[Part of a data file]
※ ※ ※

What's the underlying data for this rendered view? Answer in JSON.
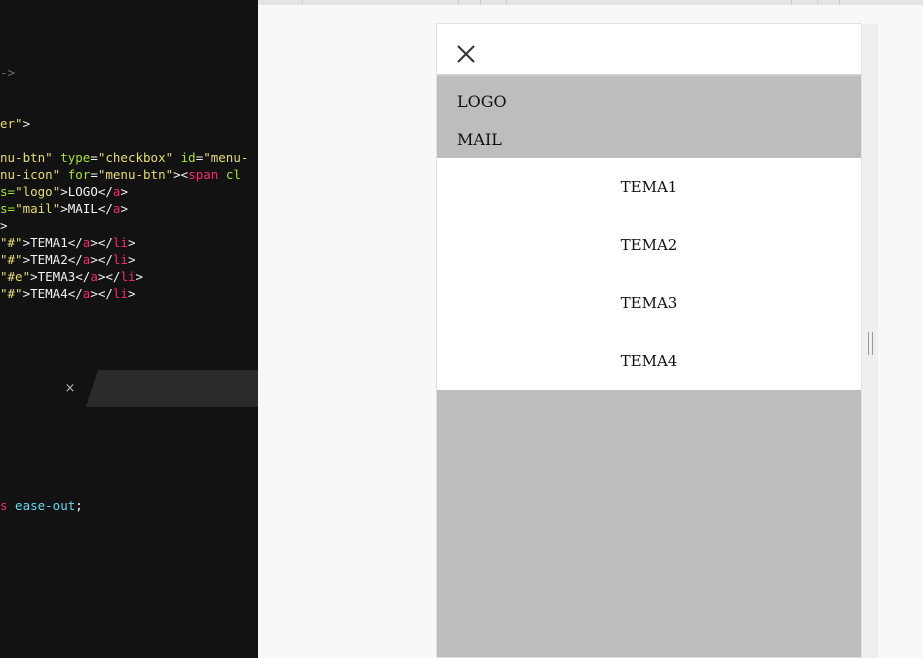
{
  "editor": {
    "lines": [
      [
        {
          "t": "->",
          "c": "grey"
        }
      ],
      [
        {
          "t": "er\"",
          "c": "yellow"
        },
        {
          "t": ">",
          "c": "white"
        }
      ],
      [
        {
          "t": "nu-btn\"",
          "c": "yellow"
        },
        {
          "t": " type",
          "c": "green"
        },
        {
          "t": "=",
          "c": "white"
        },
        {
          "t": "\"checkbox\"",
          "c": "yellow"
        },
        {
          "t": " id",
          "c": "green"
        },
        {
          "t": "=",
          "c": "white"
        },
        {
          "t": "\"menu-",
          "c": "yellow"
        }
      ],
      [
        {
          "t": "nu-icon\"",
          "c": "yellow"
        },
        {
          "t": " for",
          "c": "green"
        },
        {
          "t": "=",
          "c": "white"
        },
        {
          "t": "\"menu-btn\"",
          "c": "yellow"
        },
        {
          "t": "><",
          "c": "white"
        },
        {
          "t": "span",
          "c": "pink"
        },
        {
          "t": " cl",
          "c": "green"
        }
      ],
      [
        {
          "t": "s=",
          "c": "green"
        },
        {
          "t": "\"logo\"",
          "c": "yellow"
        },
        {
          "t": ">LOGO</",
          "c": "white"
        },
        {
          "t": "a",
          "c": "pink"
        },
        {
          "t": ">",
          "c": "white"
        }
      ],
      [
        {
          "t": "s=",
          "c": "green"
        },
        {
          "t": "\"mail\"",
          "c": "yellow"
        },
        {
          "t": ">MAIL</",
          "c": "white"
        },
        {
          "t": "a",
          "c": "pink"
        },
        {
          "t": ">",
          "c": "white"
        }
      ],
      [
        {
          "t": ">",
          "c": "white"
        }
      ],
      [
        {
          "t": "\"#\"",
          "c": "yellow"
        },
        {
          "t": ">TEMA1</",
          "c": "white"
        },
        {
          "t": "a",
          "c": "pink"
        },
        {
          "t": "></",
          "c": "white"
        },
        {
          "t": "li",
          "c": "pink"
        },
        {
          "t": ">",
          "c": "white"
        }
      ],
      [
        {
          "t": "\"#\"",
          "c": "yellow"
        },
        {
          "t": ">TEMA2</",
          "c": "white"
        },
        {
          "t": "a",
          "c": "pink"
        },
        {
          "t": "></",
          "c": "white"
        },
        {
          "t": "li",
          "c": "pink"
        },
        {
          "t": ">",
          "c": "white"
        }
      ],
      [
        {
          "t": "\"#e\"",
          "c": "yellow"
        },
        {
          "t": ">TEMA3</",
          "c": "white"
        },
        {
          "t": "a",
          "c": "pink"
        },
        {
          "t": "></",
          "c": "white"
        },
        {
          "t": "li",
          "c": "pink"
        },
        {
          "t": ">",
          "c": "white"
        }
      ],
      [
        {
          "t": "\"#\"",
          "c": "yellow"
        },
        {
          "t": ">TEMA4</",
          "c": "white"
        },
        {
          "t": "a",
          "c": "pink"
        },
        {
          "t": "></",
          "c": "white"
        },
        {
          "t": "li",
          "c": "pink"
        },
        {
          "t": ">",
          "c": "white"
        }
      ],
      [
        {
          "t": "s",
          "c": "pink"
        },
        {
          "t": " ease-out",
          "c": "blue"
        },
        {
          "t": ";",
          "c": "white"
        }
      ]
    ],
    "tab_close_glyph": "×"
  },
  "preview": {
    "close_icon": "close-icon",
    "brand": {
      "logo": "LOGO",
      "mail": "MAIL"
    },
    "menu_items": [
      "TEMA1",
      "TEMA2",
      "TEMA3",
      "TEMA4"
    ]
  }
}
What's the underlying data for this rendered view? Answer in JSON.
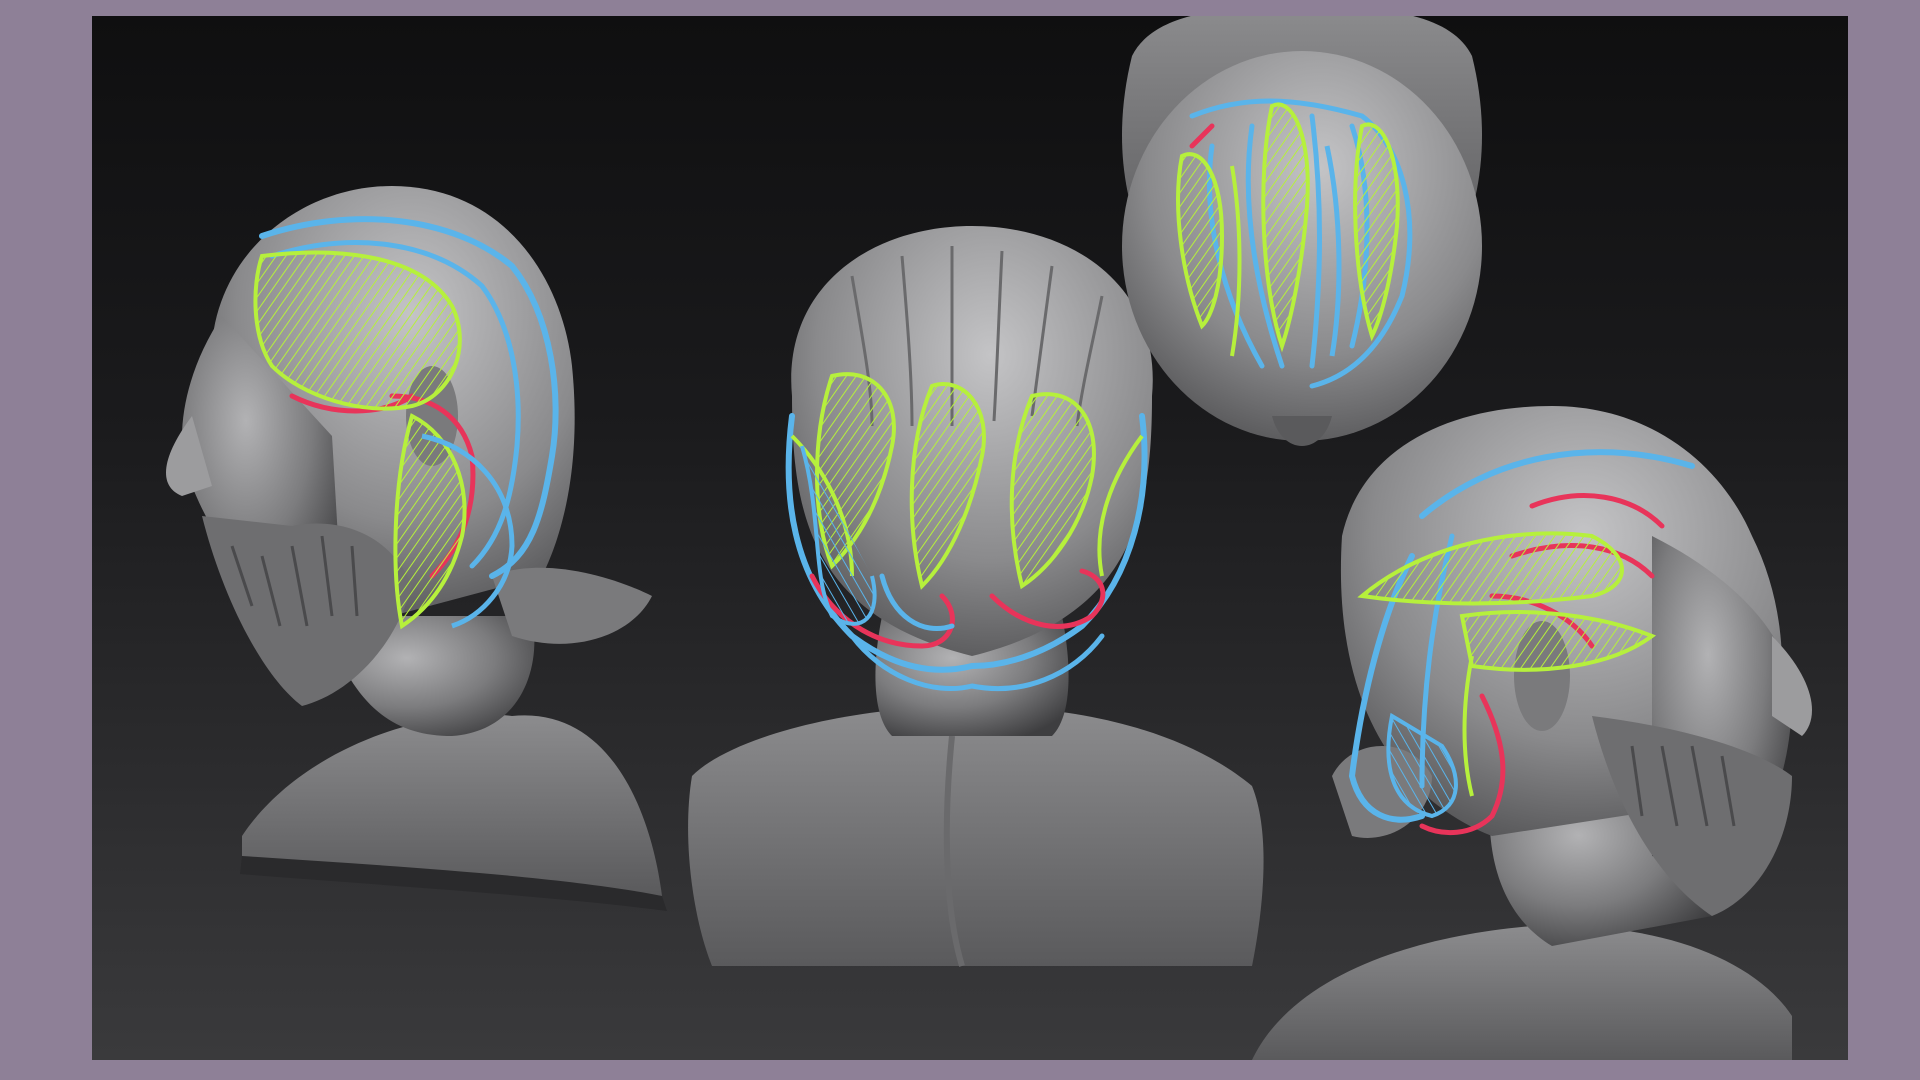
{
  "scene": {
    "description_colors": {
      "frame_border": "#8e8097",
      "background_top": "#0f0f10",
      "background_bottom": "#3a3a3c",
      "clay": "#8a8a8c",
      "stroke_green": "#b6f03c",
      "stroke_blue": "#5ab4ea",
      "stroke_red": "#e8345a"
    },
    "views": [
      {
        "name": "left-profile"
      },
      {
        "name": "back"
      },
      {
        "name": "top"
      },
      {
        "name": "right-three-quarter"
      }
    ]
  }
}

※ ※ ※

• _Work to be completed_
Every record above should be written out again without change, except that the pictures are left out.

• _Result for this exercise_
What's the underlying data for this rendered view? Answer in JSON.
{
  "editor": {
    "lines": [
      [
        {
          "t": "->",
          "c": "grey"
        }
      ],
      [
        {
          "t": "er\"",
          "c": "yellow"
        },
        {
          "t": ">",
          "c": "white"
        }
      ],
      [
        {
          "t": "nu-btn\"",
          "c": "yellow"
        },
        {
          "t": " type",
          "c": "green"
        },
        {
          "t": "=",
          "c": "white"
        },
        {
          "t": "\"checkbox\"",
          "c": "yellow"
        },
        {
          "t": " id",
          "c": "green"
        },
        {
          "t": "=",
          "c": "white"
        },
        {
          "t": "\"menu-",
          "c": "yellow"
        }
      ],
      [
        {
          "t": "nu-icon\"",
          "c": "yellow"
        },
        {
          "t": " for",
          "c": "green"
        },
        {
          "t": "=",
          "c": "white"
        },
        {
          "t": "\"menu-btn\"",
          "c": "yellow"
        },
        {
          "t": "><",
          "c": "white"
        },
        {
          "t": "span",
          "c": "pink"
        },
        {
          "t": " cl",
          "c": "green"
        }
      ],
      [
        {
          "t": "s=",
          "c": "green"
        },
        {
          "t": "\"logo\"",
          "c": "yellow"
        },
        {
          "t": ">LOGO</",
          "c": "white"
        },
        {
          "t": "a",
          "c": "pink"
        },
        {
          "t": ">",
          "c": "white"
        }
      ],
      [
        {
          "t": "s=",
          "c": "green"
        },
        {
          "t": "\"mail\"",
          "c": "yellow"
        },
        {
          "t": ">MAIL</",
          "c": "white"
        },
        {
          "t": "a",
          "c": "pink"
        },
        {
          "t": ">",
          "c": "white"
        }
      ],
      [
        {
          "t": ">",
          "c": "white"
        }
      ],
      [
        {
          "t": "\"#\"",
          "c": "yellow"
        },
        {
          "t": ">TEMA1</",
          "c": "white"
        },
        {
          "t": "a",
          "c": "pink"
        },
        {
          "t": "></",
          "c": "white"
        },
        {
          "t": "li",
          "c": "pink"
        },
        {
          "t": ">",
          "c": "white"
        }
      ],
      [
        {
          "t": "\"#\"",
          "c": "yellow"
        },
        {
          "t": ">TEMA2</",
          "c": "white"
        },
        {
          "t": "a",
          "c": "pink"
        },
        {
          "t": "></",
          "c": "white"
        },
        {
          "t": "li",
          "c": "pink"
        },
        {
          "t": ">",
          "c": "white"
        }
      ],
      [
        {
          "t": "\"#e\"",
          "c": "yellow"
        },
        {
          "t": ">TEMA3</",
          "c": "white"
        },
        {
          "t": "a",
          "c": "pink"
        },
        {
          "t": "></",
          "c": "white"
        },
        {
          "t": "li",
          "c": "pink"
        },
        {
          "t": ">",
          "c": "white"
        }
      ],
      [
        {
          "t": "\"#\"",
          "c": "yellow"
        },
        {
          "t": ">TEMA4</",
          "c": "white"
        },
        {
          "t": "a",
          "c": "pink"
        },
        {
          "t": "></",
          "c": "white"
        },
        {
          "t": "li",
          "c": "pink"
        },
        {
          "t": ">",
          "c": "white"
        }
      ],
      [
        {
          "t": "s",
          "c": "pink"
        },
        {
          "t": " ease-out",
          "c": "blue"
        },
        {
          "t": ";",
          "c": "white"
        }
      ]
    ],
    "tab_close_glyph": "×"
  },
  "preview": {
    "close_icon": "close-icon",
    "brand": {
      "logo": "LOGO",
      "mail": "MAIL"
    },
    "menu_items": [
      "TEMA1",
      "TEMA2",
      "TEMA3",
      "TEMA4"
    ]
  }
}
What's the underlying data for this rendered view? Answer in JSON.
{
  "scene": {
    "description_colors": {
      "frame_border": "#8e8097",
      "background_top": "#0f0f10",
      "background_bottom": "#3a3a3c",
      "clay": "#8a8a8c",
      "stroke_green": "#b6f03c",
      "stroke_blue": "#5ab4ea",
      "stroke_red": "#e8345a"
    },
    "views": [
      {
        "name": "left-profile"
      },
      {
        "name": "back"
      },
      {
        "name": "top"
      },
      {
        "name": "right-three-quarter"
      }
    ]
  }
}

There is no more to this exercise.